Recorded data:

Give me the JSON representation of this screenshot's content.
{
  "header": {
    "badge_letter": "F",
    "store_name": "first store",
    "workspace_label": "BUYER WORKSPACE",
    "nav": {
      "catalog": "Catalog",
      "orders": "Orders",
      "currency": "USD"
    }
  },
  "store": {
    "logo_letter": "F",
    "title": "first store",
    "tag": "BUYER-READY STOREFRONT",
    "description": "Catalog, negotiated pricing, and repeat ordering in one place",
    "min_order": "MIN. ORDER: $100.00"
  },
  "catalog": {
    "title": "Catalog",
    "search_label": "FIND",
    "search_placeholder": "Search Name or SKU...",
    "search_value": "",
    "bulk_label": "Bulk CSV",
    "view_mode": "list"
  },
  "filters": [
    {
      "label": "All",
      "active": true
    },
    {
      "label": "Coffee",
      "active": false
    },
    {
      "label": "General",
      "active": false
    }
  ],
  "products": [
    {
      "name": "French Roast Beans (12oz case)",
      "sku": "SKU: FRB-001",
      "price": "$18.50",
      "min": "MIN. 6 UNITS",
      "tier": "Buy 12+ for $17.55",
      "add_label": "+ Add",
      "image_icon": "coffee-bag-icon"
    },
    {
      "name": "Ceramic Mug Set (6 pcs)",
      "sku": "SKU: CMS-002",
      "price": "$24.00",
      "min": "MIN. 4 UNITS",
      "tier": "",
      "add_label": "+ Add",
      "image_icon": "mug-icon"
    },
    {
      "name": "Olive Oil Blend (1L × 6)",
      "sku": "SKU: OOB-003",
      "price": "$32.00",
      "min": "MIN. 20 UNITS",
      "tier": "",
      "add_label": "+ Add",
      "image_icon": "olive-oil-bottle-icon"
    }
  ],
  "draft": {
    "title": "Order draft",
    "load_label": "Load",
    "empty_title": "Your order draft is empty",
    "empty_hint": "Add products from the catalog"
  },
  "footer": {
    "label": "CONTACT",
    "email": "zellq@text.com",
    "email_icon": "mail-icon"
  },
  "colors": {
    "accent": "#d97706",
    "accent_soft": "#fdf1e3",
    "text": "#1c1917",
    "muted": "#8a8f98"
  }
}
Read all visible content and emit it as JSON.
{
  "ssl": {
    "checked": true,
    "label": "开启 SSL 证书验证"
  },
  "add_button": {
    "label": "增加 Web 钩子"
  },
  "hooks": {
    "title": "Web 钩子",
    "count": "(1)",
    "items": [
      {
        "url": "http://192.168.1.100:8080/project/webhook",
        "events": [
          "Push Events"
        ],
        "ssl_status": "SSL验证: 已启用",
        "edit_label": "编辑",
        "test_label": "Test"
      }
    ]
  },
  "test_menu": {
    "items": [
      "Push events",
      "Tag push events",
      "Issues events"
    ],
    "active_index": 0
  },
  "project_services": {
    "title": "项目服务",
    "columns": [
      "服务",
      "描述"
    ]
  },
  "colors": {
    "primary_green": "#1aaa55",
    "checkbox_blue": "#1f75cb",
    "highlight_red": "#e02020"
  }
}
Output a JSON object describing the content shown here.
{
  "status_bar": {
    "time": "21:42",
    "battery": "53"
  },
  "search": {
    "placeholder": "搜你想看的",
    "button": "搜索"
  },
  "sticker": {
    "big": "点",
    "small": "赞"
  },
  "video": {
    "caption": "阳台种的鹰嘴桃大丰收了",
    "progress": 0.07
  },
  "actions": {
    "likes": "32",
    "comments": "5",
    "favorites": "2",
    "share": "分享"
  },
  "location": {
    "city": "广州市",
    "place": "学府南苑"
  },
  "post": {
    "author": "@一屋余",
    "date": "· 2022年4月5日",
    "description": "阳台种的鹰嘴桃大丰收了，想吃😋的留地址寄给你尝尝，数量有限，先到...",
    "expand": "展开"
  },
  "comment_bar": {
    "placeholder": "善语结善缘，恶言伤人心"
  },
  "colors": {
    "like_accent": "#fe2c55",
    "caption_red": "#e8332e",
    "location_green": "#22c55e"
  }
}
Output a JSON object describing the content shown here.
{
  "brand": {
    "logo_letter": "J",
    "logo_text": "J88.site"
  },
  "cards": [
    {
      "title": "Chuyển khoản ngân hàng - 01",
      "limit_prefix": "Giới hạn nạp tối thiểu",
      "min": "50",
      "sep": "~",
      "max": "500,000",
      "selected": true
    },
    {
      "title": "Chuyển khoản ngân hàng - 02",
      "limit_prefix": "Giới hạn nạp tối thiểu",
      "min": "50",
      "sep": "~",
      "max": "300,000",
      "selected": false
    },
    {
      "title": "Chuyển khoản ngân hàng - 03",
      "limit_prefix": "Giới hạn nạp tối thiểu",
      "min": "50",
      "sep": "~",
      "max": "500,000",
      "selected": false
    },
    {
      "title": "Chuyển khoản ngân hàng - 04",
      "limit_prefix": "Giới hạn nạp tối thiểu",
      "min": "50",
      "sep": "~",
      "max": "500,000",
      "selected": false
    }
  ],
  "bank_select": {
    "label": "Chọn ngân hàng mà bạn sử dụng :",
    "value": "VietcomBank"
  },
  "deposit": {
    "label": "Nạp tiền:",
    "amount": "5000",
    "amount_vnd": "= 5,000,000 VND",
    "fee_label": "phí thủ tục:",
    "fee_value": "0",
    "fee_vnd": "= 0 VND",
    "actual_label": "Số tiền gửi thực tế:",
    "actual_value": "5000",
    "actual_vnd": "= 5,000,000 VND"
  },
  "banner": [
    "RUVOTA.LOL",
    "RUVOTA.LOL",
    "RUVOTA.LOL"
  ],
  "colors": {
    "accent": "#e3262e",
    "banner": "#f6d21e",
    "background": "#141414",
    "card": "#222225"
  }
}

Your goal: Give back all the records exactly as they stand.

Exercise solution:
Give me the JSON representation of this screenshot's content.
{
  "header": {
    "badge_letter": "F",
    "store_name": "first store",
    "workspace_label": "BUYER WORKSPACE",
    "nav": {
      "catalog": "Catalog",
      "orders": "Orders",
      "currency": "USD"
    }
  },
  "store": {
    "logo_letter": "F",
    "title": "first store",
    "tag": "BUYER-READY STOREFRONT",
    "description": "Catalog, negotiated pricing, and repeat ordering in one place",
    "min_order": "MIN. ORDER: $100.00"
  },
  "catalog": {
    "title": "Catalog",
    "search_label": "FIND",
    "search_placeholder": "Search Name or SKU...",
    "search_value": "",
    "bulk_label": "Bulk CSV",
    "view_mode": "list"
  },
  "filters": [
    {
      "label": "All",
      "active": true
    },
    {
      "label": "Coffee",
      "active": false
    },
    {
      "label": "General",
      "active": false
    }
  ],
  "products": [
    {
      "name": "French Roast Beans (12oz case)",
      "sku": "SKU: FRB-001",
      "price": "$18.50",
      "min": "MIN. 6 UNITS",
      "tier": "Buy 12+ for $17.55",
      "add_label": "+ Add",
      "image_icon": "coffee-bag-icon"
    },
    {
      "name": "Ceramic Mug Set (6 pcs)",
      "sku": "SKU: CMS-002",
      "price": "$24.00",
      "min": "MIN. 4 UNITS",
      "tier": "",
      "add_label": "+ Add",
      "image_icon": "mug-icon"
    },
    {
      "name": "Olive Oil Blend (1L × 6)",
      "sku": "SKU: OOB-003",
      "price": "$32.00",
      "min": "MIN. 20 UNITS",
      "tier": "",
      "add_label": "+ Add",
      "image_icon": "olive-oil-bottle-icon"
    }
  ],
  "draft": {
    "title": "Order draft",
    "load_label": "Load",
    "empty_title": "Your order draft is empty",
    "empty_hint": "Add products from the catalog"
  },
  "footer": {
    "label": "CONTACT",
    "email": "zellq@text.com",
    "email_icon": "mail-icon"
  },
  "colors": {
    "accent": "#d97706",
    "accent_soft": "#fdf1e3",
    "text": "#1c1917",
    "muted": "#8a8f98"
  }
}
Read all visible content and emit it as JSON.
{
  "ssl": {
    "checked": true,
    "label": "开启 SSL 证书验证"
  },
  "add_button": {
    "label": "增加 Web 钩子"
  },
  "hooks": {
    "title": "Web 钩子",
    "count": "(1)",
    "items": [
      {
        "url": "http://192.168.1.100:8080/project/webhook",
        "events": [
          "Push Events"
        ],
        "ssl_status": "SSL验证: 已启用",
        "edit_label": "编辑",
        "test_label": "Test"
      }
    ]
  },
  "test_menu": {
    "items": [
      "Push events",
      "Tag push events",
      "Issues events"
    ],
    "active_index": 0
  },
  "project_services": {
    "title": "项目服务",
    "columns": [
      "服务",
      "描述"
    ]
  },
  "colors": {
    "primary_green": "#1aaa55",
    "checkbox_blue": "#1f75cb",
    "highlight_red": "#e02020"
  }
}
Output a JSON object describing the content shown here.
{
  "status_bar": {
    "time": "21:42",
    "battery": "53"
  },
  "search": {
    "placeholder": "搜你想看的",
    "button": "搜索"
  },
  "sticker": {
    "big": "点",
    "small": "赞"
  },
  "video": {
    "caption": "阳台种的鹰嘴桃大丰收了",
    "progress": 0.07
  },
  "actions": {
    "likes": "32",
    "comments": "5",
    "favorites": "2",
    "share": "分享"
  },
  "location": {
    "city": "广州市",
    "place": "学府南苑"
  },
  "post": {
    "author": "@一屋余",
    "date": "· 2022年4月5日",
    "description": "阳台种的鹰嘴桃大丰收了，想吃😋的留地址寄给你尝尝，数量有限，先到...",
    "expand": "展开"
  },
  "comment_bar": {
    "placeholder": "善语结善缘，恶言伤人心"
  },
  "colors": {
    "like_accent": "#fe2c55",
    "caption_red": "#e8332e",
    "location_green": "#22c55e"
  }
}
Output a JSON object describing the content shown here.
{
  "brand": {
    "logo_letter": "J",
    "logo_text": "J88.site"
  },
  "cards": [
    {
      "title": "Chuyển khoản ngân hàng - 01",
      "limit_prefix": "Giới hạn nạp tối thiểu",
      "min": "50",
      "sep": "~",
      "max": "500,000",
      "selected": true
    },
    {
      "title": "Chuyển khoản ngân hàng - 02",
      "limit_prefix": "Giới hạn nạp tối thiểu",
      "min": "50",
      "sep": "~",
      "max": "300,000",
      "selected": false
    },
    {
      "title": "Chuyển khoản ngân hàng - 03",
      "limit_prefix": "Giới hạn nạp tối thiểu",
      "min": "50",
      "sep": "~",
      "max": "500,000",
      "selected": false
    },
    {
      "title": "Chuyển khoản ngân hàng - 04",
      "limit_prefix": "Giới hạn nạp tối thiểu",
      "min": "50",
      "sep": "~",
      "max": "500,000",
      "selected": false
    }
  ],
  "bank_select": {
    "label": "Chọn ngân hàng mà bạn sử dụng :",
    "value": "VietcomBank"
  },
  "deposit": {
    "label": "Nạp tiền:",
    "amount": "5000",
    "amount_vnd": "= 5,000,000 VND",
    "fee_label": "phí thủ tục:",
    "fee_value": "0",
    "fee_vnd": "= 0 VND",
    "actual_label": "Số tiền gửi thực tế:",
    "actual_value": "5000",
    "actual_vnd": "= 5,000,000 VND"
  },
  "banner": [
    "RUVOTA.LOL",
    "RUVOTA.LOL",
    "RUVOTA.LOL"
  ],
  "colors": {
    "accent": "#e3262e",
    "banner": "#f6d21e",
    "background": "#141414",
    "card": "#222225"
  }
}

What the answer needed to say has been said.